INSTRUCTIONS TO FOLLOW. Check each line of the records below for the string "CINEMA", then state how many lines contain it, with no other output.
## Start
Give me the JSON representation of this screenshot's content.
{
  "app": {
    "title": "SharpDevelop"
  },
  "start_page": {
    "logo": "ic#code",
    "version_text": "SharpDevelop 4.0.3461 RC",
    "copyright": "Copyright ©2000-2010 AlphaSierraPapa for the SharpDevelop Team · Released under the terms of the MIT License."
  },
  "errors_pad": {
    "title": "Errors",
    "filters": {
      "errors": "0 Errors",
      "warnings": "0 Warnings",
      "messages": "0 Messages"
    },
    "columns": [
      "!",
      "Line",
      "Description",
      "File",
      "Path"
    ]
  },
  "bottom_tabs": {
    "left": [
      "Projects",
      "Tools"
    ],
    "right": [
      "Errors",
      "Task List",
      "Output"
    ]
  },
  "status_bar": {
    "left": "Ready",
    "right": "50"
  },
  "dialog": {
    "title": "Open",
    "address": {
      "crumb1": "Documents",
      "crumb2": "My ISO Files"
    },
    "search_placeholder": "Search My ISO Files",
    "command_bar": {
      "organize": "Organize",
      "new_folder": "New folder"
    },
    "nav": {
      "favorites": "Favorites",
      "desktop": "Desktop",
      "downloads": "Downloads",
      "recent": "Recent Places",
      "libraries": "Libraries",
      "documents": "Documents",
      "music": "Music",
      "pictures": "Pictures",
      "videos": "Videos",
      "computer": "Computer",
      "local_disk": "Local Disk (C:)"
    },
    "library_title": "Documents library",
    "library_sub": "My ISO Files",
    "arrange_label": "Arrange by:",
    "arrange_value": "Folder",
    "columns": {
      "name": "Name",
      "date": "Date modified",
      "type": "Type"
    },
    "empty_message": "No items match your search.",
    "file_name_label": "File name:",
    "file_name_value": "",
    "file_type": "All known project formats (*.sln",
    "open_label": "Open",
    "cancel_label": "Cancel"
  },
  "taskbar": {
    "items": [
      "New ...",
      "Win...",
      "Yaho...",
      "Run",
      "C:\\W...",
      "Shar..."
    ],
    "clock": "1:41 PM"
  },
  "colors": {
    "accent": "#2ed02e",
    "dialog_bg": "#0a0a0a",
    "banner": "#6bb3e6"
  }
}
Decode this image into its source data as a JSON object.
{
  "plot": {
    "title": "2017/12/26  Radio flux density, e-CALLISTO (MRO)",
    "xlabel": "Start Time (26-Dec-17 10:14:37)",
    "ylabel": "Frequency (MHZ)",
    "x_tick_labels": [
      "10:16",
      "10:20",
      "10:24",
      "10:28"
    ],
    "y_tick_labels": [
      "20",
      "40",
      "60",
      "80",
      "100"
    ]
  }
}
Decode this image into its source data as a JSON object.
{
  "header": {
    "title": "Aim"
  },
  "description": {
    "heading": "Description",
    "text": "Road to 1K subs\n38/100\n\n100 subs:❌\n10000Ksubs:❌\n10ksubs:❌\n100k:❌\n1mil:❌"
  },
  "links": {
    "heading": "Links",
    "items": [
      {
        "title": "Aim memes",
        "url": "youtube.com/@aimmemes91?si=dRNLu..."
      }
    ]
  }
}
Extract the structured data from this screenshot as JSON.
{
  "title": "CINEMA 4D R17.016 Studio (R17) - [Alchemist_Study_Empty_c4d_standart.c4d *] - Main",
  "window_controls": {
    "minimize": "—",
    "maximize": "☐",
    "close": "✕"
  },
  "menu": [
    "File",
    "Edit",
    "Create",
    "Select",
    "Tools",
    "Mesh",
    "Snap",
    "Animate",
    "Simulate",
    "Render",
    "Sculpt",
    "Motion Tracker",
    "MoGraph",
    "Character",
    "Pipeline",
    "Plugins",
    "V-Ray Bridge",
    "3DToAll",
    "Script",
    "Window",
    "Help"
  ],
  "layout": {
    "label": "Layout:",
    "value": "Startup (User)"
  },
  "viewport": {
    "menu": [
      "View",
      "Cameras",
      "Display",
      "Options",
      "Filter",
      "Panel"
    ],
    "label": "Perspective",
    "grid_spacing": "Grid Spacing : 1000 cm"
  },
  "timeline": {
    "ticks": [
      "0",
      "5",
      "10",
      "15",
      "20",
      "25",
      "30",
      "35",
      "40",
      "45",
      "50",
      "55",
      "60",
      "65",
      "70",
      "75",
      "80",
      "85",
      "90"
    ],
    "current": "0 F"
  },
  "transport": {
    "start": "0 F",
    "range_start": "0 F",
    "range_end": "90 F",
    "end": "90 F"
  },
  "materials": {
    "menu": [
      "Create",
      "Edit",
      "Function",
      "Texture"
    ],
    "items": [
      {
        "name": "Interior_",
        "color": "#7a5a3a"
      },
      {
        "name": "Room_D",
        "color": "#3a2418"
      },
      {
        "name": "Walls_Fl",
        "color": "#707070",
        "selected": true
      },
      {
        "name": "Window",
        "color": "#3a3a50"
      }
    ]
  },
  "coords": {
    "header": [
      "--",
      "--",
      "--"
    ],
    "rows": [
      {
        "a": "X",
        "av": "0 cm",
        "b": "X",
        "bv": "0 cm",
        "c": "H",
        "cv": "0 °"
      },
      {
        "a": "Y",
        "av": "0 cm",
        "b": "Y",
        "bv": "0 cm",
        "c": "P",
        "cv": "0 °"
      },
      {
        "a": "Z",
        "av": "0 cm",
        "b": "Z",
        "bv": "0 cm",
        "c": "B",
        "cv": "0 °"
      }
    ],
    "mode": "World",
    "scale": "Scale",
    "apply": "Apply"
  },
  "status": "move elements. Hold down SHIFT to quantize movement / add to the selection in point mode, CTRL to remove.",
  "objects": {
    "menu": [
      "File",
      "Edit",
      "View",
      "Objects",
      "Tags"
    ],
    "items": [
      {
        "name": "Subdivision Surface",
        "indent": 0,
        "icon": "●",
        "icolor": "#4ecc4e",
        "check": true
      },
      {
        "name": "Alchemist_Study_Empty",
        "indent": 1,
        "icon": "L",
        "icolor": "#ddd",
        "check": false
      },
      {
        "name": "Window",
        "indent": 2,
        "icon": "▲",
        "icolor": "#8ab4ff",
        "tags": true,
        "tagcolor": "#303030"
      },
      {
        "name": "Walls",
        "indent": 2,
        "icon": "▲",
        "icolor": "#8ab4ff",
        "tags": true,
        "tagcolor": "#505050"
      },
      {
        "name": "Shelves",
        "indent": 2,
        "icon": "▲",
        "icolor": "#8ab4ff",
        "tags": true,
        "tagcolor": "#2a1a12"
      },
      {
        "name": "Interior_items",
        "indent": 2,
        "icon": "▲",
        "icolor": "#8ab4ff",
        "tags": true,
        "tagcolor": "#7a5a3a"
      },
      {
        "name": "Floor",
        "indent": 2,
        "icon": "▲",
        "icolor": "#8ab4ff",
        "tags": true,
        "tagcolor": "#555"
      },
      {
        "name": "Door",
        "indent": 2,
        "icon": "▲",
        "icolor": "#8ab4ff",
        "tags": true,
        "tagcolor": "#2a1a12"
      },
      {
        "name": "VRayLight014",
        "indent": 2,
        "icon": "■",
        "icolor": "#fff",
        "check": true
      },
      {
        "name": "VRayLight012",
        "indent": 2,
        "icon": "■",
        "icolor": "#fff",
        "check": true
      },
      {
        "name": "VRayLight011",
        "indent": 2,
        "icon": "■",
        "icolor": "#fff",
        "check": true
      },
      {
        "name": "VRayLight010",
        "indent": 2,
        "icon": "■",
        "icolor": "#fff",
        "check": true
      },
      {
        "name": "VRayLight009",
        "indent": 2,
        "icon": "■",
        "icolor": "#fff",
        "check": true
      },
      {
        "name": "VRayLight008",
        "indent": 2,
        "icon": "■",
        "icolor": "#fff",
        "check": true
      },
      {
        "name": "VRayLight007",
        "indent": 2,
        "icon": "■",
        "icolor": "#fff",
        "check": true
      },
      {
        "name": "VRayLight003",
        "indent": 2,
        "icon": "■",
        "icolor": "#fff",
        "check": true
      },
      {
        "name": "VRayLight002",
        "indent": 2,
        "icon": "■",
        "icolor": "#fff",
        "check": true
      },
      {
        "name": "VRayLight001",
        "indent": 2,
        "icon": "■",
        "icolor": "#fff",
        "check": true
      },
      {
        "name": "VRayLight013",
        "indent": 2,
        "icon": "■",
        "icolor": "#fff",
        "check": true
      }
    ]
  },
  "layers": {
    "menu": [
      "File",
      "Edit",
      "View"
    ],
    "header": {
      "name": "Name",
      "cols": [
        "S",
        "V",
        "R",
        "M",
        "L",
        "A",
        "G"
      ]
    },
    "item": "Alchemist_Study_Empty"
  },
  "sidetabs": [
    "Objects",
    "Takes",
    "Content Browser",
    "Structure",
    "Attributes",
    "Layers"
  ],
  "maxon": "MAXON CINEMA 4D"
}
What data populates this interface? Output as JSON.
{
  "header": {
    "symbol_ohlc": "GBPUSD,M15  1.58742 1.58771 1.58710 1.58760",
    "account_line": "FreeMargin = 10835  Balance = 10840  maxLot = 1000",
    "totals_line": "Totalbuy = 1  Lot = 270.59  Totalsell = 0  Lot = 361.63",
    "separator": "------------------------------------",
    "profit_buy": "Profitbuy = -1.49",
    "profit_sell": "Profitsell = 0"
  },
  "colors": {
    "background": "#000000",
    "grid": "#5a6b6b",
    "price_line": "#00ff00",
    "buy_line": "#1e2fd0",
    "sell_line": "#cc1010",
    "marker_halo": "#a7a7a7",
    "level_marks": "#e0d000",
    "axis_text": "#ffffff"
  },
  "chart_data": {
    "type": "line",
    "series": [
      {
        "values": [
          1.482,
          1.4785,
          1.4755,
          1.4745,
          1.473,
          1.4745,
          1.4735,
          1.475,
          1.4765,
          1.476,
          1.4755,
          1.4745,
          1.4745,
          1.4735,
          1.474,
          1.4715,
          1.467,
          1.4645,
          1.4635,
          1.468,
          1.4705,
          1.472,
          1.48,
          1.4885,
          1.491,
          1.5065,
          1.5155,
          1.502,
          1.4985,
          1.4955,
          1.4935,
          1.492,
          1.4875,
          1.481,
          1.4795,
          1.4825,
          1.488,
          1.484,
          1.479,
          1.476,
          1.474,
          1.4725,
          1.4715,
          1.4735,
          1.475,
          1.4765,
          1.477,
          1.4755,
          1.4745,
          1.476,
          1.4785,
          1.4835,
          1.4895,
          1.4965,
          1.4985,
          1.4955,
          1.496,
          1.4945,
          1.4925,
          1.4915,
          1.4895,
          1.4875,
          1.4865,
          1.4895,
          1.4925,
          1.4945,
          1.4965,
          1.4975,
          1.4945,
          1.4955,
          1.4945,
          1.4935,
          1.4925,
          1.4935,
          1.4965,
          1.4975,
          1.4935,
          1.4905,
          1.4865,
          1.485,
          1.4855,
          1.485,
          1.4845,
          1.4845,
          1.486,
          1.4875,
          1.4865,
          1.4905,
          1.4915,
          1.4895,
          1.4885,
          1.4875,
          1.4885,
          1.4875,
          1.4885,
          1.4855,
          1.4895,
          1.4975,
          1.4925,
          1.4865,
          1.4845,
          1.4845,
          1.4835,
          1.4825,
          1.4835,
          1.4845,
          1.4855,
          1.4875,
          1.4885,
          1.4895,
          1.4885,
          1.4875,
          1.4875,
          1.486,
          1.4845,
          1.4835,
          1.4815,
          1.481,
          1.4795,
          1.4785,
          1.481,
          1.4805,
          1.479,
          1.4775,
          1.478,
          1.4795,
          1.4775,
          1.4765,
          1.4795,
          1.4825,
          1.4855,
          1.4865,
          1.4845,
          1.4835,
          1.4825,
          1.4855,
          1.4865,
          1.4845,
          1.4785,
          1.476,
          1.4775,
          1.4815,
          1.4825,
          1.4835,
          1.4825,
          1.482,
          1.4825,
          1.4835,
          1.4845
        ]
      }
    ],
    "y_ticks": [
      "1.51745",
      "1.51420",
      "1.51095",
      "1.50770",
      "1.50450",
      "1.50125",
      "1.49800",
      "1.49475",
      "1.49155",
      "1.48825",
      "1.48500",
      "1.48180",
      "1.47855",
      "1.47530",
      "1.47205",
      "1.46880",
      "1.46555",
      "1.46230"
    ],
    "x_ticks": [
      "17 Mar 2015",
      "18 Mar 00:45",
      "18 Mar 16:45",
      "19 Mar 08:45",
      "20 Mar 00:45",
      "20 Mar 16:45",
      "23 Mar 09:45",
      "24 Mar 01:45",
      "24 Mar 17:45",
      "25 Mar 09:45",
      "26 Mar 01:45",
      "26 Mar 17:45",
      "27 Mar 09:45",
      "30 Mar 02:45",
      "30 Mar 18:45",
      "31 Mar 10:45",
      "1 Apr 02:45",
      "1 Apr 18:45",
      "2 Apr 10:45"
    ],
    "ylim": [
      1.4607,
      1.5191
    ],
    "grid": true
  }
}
## End
REPLY TO THE TASK. 2